### What is expected
Copy out the lines that have "Sphäre" in them.
Exercise material start
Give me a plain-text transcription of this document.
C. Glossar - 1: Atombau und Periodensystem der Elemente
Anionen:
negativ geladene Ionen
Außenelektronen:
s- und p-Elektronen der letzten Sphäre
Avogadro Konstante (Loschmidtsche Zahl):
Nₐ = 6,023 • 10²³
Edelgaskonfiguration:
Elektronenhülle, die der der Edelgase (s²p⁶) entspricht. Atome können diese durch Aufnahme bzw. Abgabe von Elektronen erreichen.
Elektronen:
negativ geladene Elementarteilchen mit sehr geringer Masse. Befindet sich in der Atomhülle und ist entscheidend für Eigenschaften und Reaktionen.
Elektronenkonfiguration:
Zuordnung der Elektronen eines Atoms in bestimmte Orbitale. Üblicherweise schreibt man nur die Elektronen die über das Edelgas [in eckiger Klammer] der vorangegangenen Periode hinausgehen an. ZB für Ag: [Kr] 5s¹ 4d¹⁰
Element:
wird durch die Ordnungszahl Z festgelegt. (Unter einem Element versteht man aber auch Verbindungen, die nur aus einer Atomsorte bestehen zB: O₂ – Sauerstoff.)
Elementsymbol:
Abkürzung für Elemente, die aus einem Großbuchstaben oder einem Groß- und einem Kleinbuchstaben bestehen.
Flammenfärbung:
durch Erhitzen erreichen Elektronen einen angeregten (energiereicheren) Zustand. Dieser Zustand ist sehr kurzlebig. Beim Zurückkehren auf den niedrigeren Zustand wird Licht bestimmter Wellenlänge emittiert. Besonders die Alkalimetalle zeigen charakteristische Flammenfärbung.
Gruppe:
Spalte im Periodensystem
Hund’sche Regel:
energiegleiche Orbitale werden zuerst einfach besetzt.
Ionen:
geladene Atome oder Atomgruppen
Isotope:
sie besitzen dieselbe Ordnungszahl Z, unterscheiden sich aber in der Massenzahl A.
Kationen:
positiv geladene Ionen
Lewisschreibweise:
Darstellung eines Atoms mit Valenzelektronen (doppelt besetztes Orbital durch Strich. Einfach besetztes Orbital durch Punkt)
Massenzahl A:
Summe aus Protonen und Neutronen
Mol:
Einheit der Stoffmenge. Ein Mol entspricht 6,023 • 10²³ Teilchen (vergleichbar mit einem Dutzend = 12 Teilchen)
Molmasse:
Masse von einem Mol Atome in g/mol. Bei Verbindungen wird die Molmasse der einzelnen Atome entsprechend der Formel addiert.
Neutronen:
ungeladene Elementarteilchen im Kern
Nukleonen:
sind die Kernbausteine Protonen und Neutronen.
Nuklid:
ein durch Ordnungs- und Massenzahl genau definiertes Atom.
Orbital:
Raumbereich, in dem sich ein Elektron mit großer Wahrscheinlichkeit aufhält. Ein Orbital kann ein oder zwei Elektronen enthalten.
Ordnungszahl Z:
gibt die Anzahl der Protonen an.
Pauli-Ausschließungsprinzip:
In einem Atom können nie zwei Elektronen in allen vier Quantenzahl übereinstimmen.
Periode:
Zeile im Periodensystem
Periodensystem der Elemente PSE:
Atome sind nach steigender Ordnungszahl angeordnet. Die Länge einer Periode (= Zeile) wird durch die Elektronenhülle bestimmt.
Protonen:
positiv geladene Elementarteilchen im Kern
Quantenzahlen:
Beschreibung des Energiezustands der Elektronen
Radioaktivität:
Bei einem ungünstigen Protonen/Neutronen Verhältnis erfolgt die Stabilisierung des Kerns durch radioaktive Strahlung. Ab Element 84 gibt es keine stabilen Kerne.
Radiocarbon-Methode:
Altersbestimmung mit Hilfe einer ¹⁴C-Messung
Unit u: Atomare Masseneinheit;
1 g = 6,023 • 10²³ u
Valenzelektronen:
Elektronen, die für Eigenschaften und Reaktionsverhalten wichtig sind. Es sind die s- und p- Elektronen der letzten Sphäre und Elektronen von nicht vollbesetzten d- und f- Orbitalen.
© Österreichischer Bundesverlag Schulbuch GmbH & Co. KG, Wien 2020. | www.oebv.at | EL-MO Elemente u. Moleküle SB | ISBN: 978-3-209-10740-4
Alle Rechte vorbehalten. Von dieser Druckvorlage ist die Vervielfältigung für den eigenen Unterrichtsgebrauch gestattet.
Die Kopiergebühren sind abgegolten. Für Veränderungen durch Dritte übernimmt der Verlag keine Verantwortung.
Exercise material end
### Output of the exercise
s- und p-Elektronen der letzten Sphäre
Elektronen, die für Eigenschaften und Reaktionsverhalten wichtig sind. Es sind die s- und p- Elektronen der letzten Sphäre und Elektronen von nicht vollbesetzten d- und f- Orbitalen.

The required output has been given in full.